_GIVEN INSTRUCTION_
All lines in which the word "statement" occurs are to be extracted.

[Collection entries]

Start

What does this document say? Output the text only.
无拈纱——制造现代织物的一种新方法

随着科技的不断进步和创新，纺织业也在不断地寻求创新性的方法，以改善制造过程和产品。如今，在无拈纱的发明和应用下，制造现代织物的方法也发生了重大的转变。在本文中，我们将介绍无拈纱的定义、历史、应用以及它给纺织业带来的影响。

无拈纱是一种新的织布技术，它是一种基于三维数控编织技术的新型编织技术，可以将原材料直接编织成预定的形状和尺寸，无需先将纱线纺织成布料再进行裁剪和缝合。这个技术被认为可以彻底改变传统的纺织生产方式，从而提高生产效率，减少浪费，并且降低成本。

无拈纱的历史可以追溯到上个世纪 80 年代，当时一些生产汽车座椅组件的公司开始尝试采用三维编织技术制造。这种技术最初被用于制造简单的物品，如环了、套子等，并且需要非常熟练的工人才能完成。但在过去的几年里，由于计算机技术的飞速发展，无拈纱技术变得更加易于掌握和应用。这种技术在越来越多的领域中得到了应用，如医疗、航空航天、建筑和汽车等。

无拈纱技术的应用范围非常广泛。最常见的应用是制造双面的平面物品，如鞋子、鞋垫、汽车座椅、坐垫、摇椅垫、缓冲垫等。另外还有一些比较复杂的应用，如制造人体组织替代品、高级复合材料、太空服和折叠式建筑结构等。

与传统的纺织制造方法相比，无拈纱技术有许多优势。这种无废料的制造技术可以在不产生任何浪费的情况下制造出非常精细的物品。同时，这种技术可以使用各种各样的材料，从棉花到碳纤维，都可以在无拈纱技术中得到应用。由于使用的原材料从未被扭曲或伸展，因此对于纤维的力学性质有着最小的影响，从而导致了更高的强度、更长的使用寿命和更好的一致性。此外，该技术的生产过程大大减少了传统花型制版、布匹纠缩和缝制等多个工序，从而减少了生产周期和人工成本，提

End
Start

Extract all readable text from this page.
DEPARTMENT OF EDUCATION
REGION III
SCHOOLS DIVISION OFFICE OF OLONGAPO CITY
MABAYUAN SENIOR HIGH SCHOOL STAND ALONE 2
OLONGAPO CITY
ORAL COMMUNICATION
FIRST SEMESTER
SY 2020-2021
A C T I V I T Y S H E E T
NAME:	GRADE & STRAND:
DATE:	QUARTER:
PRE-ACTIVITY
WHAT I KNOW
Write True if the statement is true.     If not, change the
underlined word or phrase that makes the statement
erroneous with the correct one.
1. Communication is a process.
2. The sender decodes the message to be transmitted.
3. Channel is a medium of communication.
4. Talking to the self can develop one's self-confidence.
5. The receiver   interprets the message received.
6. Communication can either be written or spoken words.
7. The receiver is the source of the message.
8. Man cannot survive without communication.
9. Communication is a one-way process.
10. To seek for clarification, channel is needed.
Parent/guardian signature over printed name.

End

_FULL SOLUTION_
Write True if the statement is true.     If not, change the
underlined word or phrase that makes the statement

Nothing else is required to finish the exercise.